> **OBJECTIVE**:
Show all lines holding the string "该校长表示".
►
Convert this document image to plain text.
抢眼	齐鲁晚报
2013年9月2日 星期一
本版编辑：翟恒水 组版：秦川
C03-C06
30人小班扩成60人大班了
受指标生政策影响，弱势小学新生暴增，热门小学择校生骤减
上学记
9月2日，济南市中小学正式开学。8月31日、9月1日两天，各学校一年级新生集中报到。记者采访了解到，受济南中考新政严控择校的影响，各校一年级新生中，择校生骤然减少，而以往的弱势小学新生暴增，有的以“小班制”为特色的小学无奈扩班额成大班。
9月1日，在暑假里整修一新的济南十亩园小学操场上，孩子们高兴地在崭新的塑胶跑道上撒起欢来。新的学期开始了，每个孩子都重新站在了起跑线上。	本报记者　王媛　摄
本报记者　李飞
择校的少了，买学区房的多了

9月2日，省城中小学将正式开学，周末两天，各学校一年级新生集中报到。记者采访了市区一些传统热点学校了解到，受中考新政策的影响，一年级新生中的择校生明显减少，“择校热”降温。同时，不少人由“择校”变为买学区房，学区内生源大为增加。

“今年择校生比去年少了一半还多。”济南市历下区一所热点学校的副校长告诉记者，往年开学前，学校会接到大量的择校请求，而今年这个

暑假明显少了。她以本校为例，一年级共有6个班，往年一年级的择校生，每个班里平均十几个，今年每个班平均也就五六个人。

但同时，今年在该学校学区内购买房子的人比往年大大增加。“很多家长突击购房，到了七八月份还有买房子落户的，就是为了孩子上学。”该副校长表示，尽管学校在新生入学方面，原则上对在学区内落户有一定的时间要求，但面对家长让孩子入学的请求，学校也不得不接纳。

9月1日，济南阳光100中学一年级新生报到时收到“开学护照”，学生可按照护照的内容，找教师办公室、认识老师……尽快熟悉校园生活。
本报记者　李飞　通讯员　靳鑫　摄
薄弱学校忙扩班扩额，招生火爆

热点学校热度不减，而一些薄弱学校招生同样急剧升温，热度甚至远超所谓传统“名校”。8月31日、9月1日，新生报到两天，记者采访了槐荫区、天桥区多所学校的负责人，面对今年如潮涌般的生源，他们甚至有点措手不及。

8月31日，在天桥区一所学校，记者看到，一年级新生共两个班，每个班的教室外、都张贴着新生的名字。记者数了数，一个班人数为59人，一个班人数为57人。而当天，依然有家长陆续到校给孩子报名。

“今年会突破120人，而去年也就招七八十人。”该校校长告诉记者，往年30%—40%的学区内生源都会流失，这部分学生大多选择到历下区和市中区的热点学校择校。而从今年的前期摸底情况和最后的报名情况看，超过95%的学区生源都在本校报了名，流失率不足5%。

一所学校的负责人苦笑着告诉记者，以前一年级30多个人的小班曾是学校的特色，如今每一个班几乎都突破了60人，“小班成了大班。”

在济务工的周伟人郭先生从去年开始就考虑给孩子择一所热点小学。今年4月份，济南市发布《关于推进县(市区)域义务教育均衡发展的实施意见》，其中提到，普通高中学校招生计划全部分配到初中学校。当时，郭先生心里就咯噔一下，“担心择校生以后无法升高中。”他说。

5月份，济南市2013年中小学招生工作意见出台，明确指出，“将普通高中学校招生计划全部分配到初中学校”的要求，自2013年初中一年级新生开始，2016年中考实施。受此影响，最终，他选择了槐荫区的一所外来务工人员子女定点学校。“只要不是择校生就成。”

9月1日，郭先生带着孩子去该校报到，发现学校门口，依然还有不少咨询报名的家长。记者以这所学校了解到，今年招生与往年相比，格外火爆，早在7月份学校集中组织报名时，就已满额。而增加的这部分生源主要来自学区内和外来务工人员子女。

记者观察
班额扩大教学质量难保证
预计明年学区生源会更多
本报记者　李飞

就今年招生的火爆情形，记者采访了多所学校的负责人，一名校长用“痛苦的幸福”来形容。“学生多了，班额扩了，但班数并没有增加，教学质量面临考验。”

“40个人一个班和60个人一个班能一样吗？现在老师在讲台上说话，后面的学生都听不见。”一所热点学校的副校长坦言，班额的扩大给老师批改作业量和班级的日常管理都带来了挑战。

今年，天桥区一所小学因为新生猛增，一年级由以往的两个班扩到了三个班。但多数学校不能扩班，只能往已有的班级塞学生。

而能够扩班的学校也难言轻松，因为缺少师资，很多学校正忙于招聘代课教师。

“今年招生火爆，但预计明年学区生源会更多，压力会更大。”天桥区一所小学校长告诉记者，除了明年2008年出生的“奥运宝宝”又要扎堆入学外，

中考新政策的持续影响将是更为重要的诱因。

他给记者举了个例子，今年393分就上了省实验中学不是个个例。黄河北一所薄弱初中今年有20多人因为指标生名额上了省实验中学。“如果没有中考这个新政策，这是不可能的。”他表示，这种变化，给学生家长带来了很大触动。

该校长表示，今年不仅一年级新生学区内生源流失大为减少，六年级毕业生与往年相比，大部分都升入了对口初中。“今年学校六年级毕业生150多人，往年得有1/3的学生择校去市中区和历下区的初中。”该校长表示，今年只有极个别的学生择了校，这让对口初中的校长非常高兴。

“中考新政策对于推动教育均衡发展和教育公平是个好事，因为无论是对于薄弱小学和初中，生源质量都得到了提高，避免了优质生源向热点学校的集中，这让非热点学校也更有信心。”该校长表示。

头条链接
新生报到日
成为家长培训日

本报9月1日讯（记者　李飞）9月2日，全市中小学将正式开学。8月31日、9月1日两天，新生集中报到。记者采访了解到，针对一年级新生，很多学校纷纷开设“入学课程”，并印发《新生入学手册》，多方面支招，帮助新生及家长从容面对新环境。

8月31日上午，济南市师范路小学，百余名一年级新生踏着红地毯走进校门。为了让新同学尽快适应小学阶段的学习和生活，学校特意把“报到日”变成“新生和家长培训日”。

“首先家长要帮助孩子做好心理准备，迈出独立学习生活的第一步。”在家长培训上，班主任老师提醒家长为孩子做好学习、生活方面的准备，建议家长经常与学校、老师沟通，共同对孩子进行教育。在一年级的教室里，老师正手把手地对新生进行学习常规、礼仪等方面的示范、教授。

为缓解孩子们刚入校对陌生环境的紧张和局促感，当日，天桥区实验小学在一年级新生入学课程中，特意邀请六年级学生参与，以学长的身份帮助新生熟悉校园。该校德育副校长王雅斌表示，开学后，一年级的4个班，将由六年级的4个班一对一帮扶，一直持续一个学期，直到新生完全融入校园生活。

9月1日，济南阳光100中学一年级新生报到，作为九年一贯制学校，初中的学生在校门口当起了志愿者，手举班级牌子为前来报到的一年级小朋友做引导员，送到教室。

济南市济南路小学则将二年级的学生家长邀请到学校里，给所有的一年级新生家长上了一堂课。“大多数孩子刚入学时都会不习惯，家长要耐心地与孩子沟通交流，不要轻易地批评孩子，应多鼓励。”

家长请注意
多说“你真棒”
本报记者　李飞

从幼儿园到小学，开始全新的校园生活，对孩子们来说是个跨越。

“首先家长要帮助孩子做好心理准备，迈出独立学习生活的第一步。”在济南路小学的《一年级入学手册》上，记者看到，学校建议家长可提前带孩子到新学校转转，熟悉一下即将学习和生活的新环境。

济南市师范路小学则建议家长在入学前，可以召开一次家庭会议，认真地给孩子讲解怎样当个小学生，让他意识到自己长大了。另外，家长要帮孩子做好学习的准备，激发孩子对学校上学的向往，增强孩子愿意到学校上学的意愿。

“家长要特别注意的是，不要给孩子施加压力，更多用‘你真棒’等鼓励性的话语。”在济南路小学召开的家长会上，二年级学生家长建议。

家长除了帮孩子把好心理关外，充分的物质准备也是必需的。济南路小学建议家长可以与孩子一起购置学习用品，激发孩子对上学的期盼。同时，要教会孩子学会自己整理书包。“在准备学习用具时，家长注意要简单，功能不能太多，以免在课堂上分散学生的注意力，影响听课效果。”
◄
> **ANSWER TO THE EXERCISE**:
该校长表示，今年不仅一年级新生学区内生源流失大为减少，六年级毕业生与往年相比，大部分都升入了对口初中。“今年学校六年级毕业生150多人，往年得有1/3的学生择校去市中区和历下区的初中。”该校长表示，今年只有极个别的学生择了校，这让对口初中的校长非常高兴。
“中考新政策对于推动教育均衡发展和教育公平是个好事，因为无论是对于薄弱小学和初中，生源质量都得到了提高，避免了优质生源向热点学校的集中，这让非热点学校也更有信心。”该校长表示。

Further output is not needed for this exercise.